**WORK REQUIRED**
Skip the images and copy each record exactly as written.
* Begin EXCERPTED RECORDS *
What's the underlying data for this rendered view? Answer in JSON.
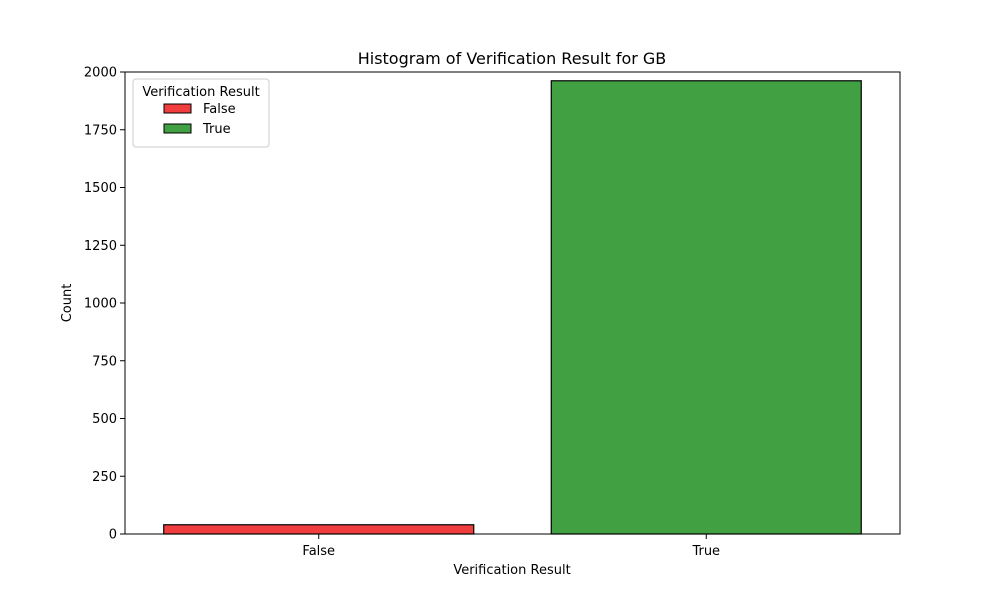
{
  "chart_data": {
    "type": "bar",
    "title": "Histogram of Verification Result for GB",
    "xlabel": "Verification Result",
    "ylabel": "Count",
    "categories": [
      "False",
      "True"
    ],
    "values": [
      40,
      1962
    ],
    "colors": [
      "#f03d3d",
      "#41a041"
    ],
    "edge_color": "#000000",
    "ylim": [
      0,
      2000
    ],
    "yticks": [
      0,
      250,
      500,
      750,
      1000,
      1250,
      1500,
      1750,
      2000
    ],
    "grid": false,
    "legend": {
      "title": "Verification Result",
      "placement": "top-left",
      "entries": [
        "False",
        "True"
      ]
    }
  }
}
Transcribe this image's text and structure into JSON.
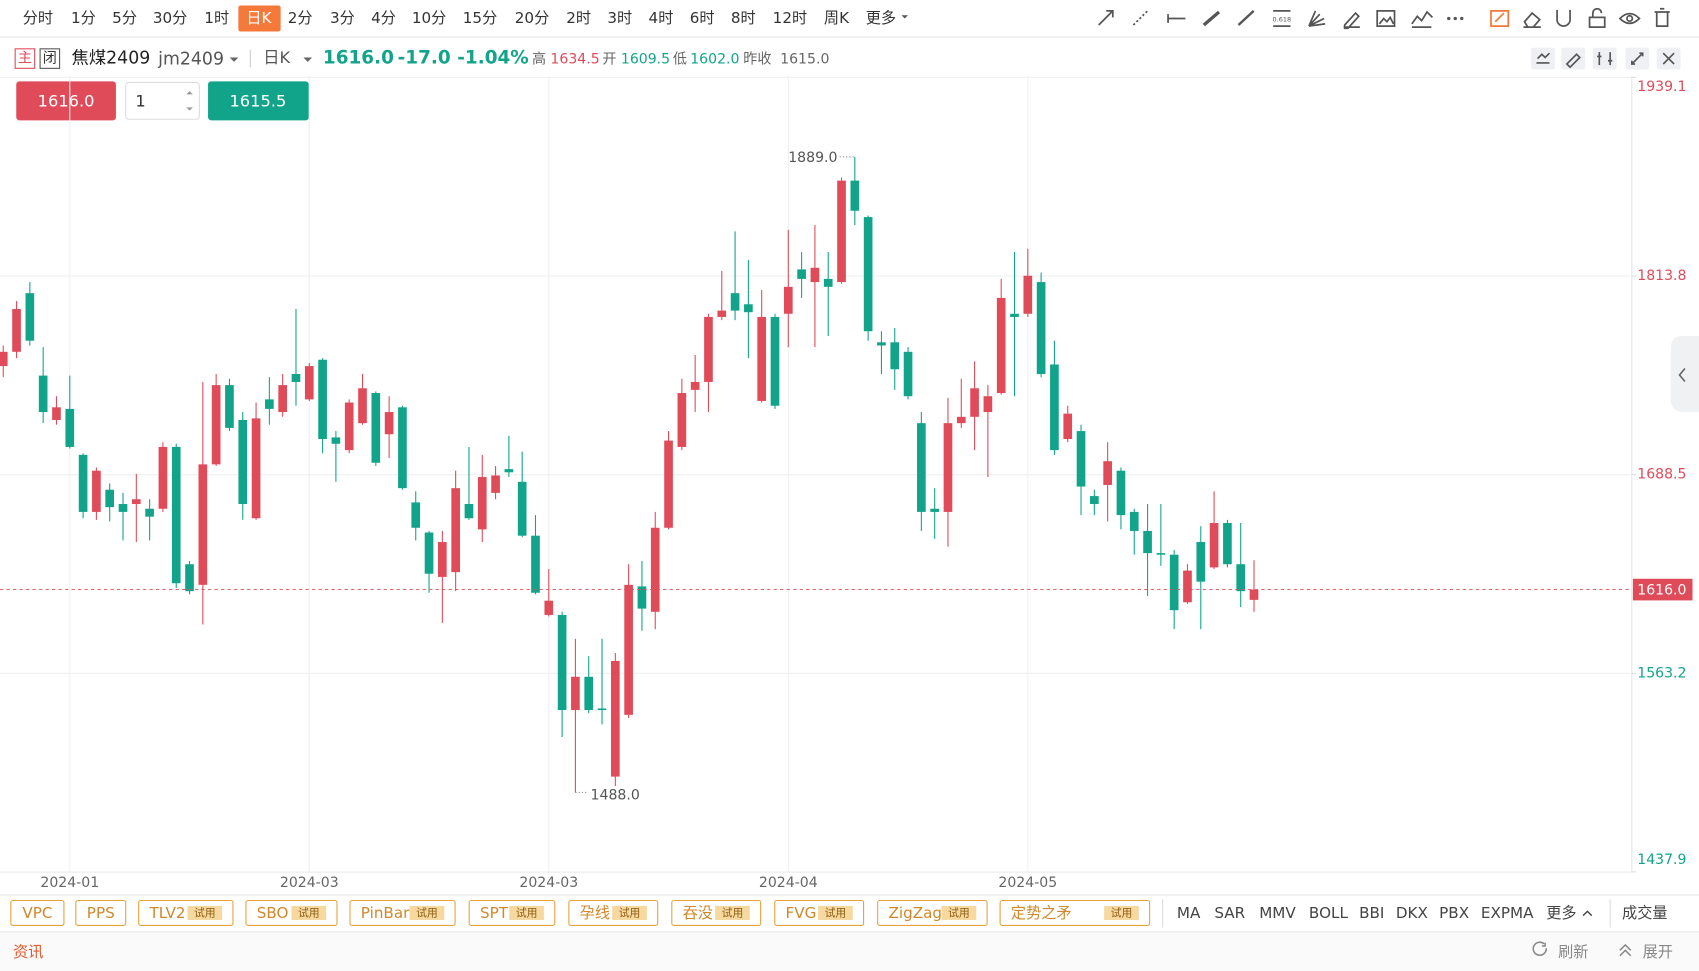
* End EXCERPTED RECORDS *
**RESPONSE TO THIS TASK**
What's the underlying data for this rendered view? Answer in JSON.
{
  "chart_data": {
    "type": "bar",
    "title": "Histogram of Verification Result for GB",
    "xlabel": "Verification Result",
    "ylabel": "Count",
    "categories": [
      "False",
      "True"
    ],
    "values": [
      40,
      1962
    ],
    "colors": [
      "#f03d3d",
      "#41a041"
    ],
    "edge_color": "#000000",
    "ylim": [
      0,
      2000
    ],
    "yticks": [
      0,
      250,
      500,
      750,
      1000,
      1250,
      1500,
      1750,
      2000
    ],
    "grid": false,
    "legend": {
      "title": "Verification Result",
      "placement": "top-left",
      "entries": [
        "False",
        "True"
      ]
    }
  }
}
Transcribe this image's text and structure into JSON.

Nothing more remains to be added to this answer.